**Spatial annotation records:**
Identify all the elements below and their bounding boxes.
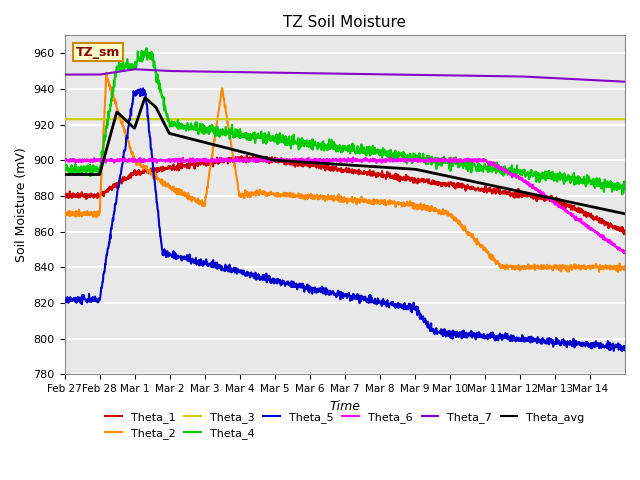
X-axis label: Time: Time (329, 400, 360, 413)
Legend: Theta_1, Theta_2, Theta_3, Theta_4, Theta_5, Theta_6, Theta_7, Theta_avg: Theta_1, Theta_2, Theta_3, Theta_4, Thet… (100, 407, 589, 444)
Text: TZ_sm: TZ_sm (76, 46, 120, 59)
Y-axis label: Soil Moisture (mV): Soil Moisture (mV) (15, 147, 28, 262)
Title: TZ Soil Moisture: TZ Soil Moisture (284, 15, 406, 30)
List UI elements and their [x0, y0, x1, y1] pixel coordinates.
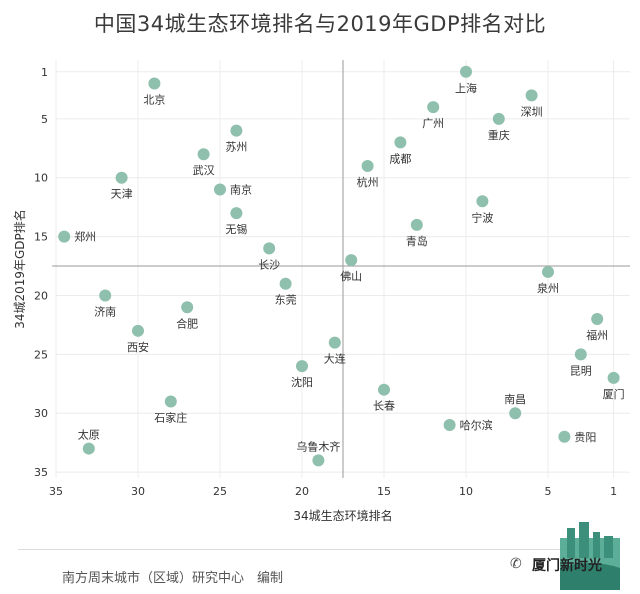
---
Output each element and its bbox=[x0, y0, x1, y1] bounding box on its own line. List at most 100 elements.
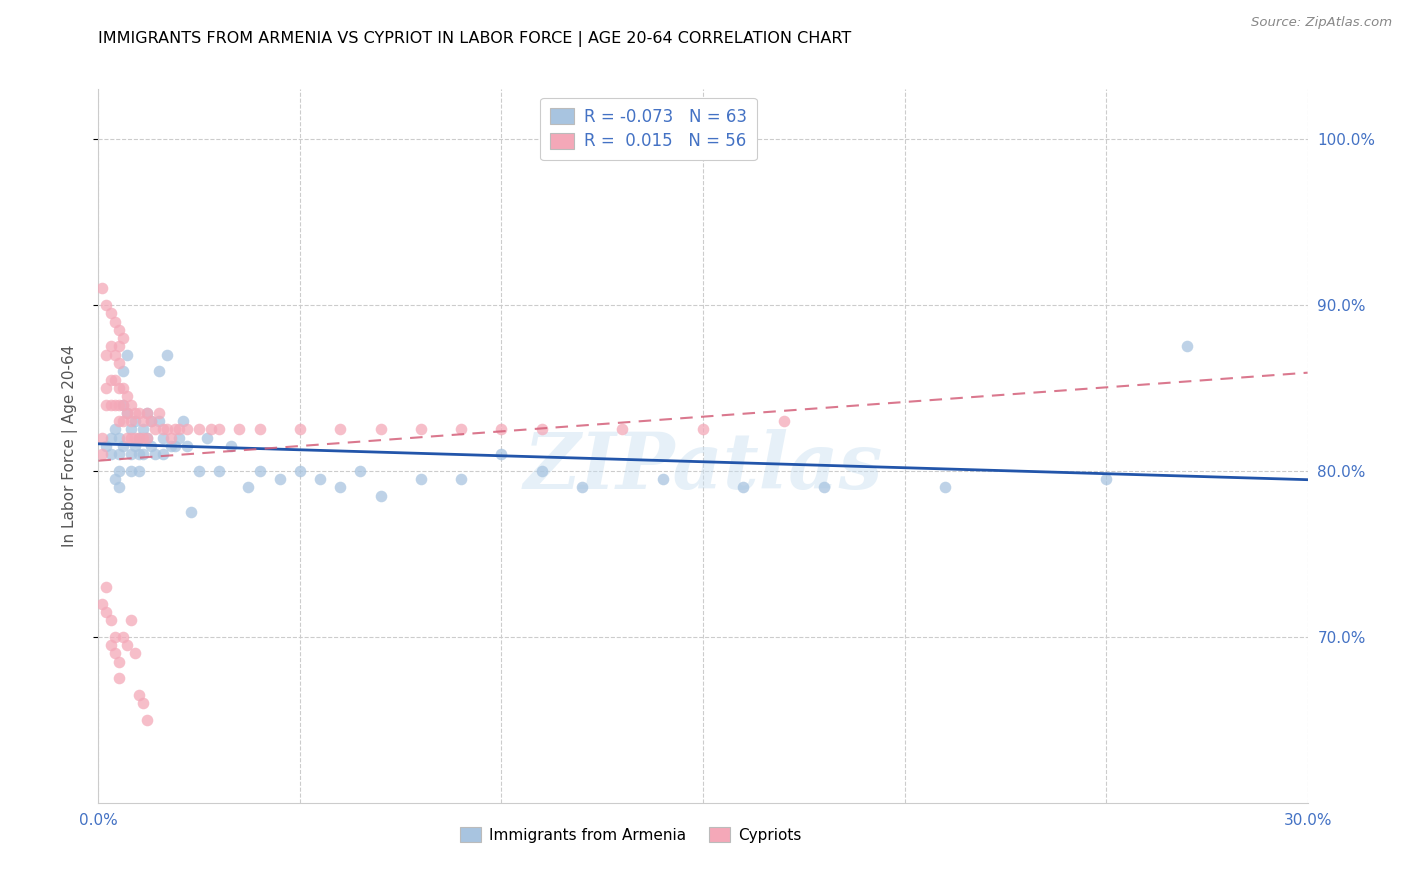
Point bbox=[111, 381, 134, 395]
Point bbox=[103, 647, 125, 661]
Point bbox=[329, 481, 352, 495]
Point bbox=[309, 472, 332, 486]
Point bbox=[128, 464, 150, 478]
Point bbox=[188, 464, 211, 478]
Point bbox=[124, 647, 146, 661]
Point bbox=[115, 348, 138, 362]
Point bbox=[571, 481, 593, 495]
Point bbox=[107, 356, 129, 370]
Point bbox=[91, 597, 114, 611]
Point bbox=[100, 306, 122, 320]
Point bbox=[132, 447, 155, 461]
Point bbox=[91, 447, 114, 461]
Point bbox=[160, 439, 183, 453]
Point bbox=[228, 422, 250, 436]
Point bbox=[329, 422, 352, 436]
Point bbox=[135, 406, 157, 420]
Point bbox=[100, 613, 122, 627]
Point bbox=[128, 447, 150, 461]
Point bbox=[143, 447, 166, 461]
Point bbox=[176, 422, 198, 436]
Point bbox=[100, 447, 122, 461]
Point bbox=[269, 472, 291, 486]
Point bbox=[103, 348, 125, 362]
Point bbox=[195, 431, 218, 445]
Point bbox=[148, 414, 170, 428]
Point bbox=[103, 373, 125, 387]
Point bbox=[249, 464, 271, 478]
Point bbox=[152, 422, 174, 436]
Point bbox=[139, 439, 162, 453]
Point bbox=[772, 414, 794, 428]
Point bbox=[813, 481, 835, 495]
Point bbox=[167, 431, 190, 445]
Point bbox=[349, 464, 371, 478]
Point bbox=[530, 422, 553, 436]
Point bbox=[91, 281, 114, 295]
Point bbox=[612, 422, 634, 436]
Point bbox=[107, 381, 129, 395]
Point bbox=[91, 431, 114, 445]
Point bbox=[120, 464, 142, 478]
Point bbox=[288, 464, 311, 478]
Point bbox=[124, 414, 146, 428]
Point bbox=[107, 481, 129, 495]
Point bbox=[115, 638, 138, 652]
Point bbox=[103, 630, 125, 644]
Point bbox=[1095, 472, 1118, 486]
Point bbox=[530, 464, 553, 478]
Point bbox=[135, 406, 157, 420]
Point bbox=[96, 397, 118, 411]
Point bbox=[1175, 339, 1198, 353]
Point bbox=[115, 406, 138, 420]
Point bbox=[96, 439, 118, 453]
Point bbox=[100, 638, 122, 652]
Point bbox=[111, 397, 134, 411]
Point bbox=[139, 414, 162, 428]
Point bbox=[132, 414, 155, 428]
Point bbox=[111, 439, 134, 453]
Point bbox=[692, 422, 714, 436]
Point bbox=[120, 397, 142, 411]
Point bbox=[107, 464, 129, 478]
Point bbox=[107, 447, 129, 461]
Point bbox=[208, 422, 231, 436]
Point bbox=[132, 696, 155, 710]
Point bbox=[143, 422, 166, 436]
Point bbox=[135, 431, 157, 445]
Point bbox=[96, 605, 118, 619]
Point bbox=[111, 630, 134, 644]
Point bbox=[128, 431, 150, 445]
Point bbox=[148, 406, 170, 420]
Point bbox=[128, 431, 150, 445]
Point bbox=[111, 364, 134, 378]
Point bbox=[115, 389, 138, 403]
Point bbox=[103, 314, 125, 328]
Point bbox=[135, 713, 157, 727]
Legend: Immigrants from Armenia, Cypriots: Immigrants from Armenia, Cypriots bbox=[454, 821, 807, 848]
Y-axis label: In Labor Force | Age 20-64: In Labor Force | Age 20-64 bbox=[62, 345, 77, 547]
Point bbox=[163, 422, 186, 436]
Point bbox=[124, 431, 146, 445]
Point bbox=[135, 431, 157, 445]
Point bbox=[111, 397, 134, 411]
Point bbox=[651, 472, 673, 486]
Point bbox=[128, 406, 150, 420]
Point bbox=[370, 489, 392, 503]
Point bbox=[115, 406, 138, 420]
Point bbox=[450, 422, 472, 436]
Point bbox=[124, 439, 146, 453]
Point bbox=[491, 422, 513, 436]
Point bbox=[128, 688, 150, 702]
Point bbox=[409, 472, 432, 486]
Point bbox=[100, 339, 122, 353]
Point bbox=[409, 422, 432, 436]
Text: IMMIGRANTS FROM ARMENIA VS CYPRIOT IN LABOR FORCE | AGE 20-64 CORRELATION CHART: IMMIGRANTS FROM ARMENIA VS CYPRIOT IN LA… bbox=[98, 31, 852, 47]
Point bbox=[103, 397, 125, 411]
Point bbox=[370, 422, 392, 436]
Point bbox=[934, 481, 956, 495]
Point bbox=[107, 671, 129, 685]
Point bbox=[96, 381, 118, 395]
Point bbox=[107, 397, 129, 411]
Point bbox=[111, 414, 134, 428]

**EXERCISE DETAILS:**
Retype the lines of the records from the line containing "Output each element" through the line containing "Point bbox=[1095, 472, 1118, 486]", including both of those lines, and leave the pictures out.

**EXERCISE RESPONSE:**
Output each element and its bbox=[x0, y0, x1, y1] bounding box on its own line. List at most 100 elements.
Point bbox=[111, 381, 134, 395]
Point bbox=[103, 647, 125, 661]
Point bbox=[329, 481, 352, 495]
Point bbox=[309, 472, 332, 486]
Point bbox=[128, 464, 150, 478]
Point bbox=[188, 464, 211, 478]
Point bbox=[124, 647, 146, 661]
Point bbox=[115, 348, 138, 362]
Point bbox=[571, 481, 593, 495]
Point bbox=[107, 356, 129, 370]
Point bbox=[91, 597, 114, 611]
Point bbox=[100, 306, 122, 320]
Point bbox=[132, 447, 155, 461]
Point bbox=[91, 447, 114, 461]
Point bbox=[160, 439, 183, 453]
Point bbox=[228, 422, 250, 436]
Point bbox=[329, 422, 352, 436]
Point bbox=[135, 406, 157, 420]
Point bbox=[100, 613, 122, 627]
Point bbox=[128, 447, 150, 461]
Point bbox=[143, 447, 166, 461]
Point bbox=[176, 422, 198, 436]
Point bbox=[100, 447, 122, 461]
Point bbox=[269, 472, 291, 486]
Point bbox=[103, 348, 125, 362]
Point bbox=[195, 431, 218, 445]
Point bbox=[148, 414, 170, 428]
Point bbox=[103, 373, 125, 387]
Point bbox=[249, 464, 271, 478]
Point bbox=[152, 422, 174, 436]
Point bbox=[139, 439, 162, 453]
Point bbox=[772, 414, 794, 428]
Point bbox=[813, 481, 835, 495]
Point bbox=[167, 431, 190, 445]
Point bbox=[349, 464, 371, 478]
Point bbox=[530, 422, 553, 436]
Point bbox=[91, 281, 114, 295]
Point bbox=[612, 422, 634, 436]
Point bbox=[107, 381, 129, 395]
Point bbox=[91, 431, 114, 445]
Point bbox=[120, 464, 142, 478]
Point bbox=[288, 464, 311, 478]
Point bbox=[124, 414, 146, 428]
Point bbox=[107, 481, 129, 495]
Point bbox=[115, 638, 138, 652]
Point bbox=[103, 630, 125, 644]
Point bbox=[1095, 472, 1118, 486]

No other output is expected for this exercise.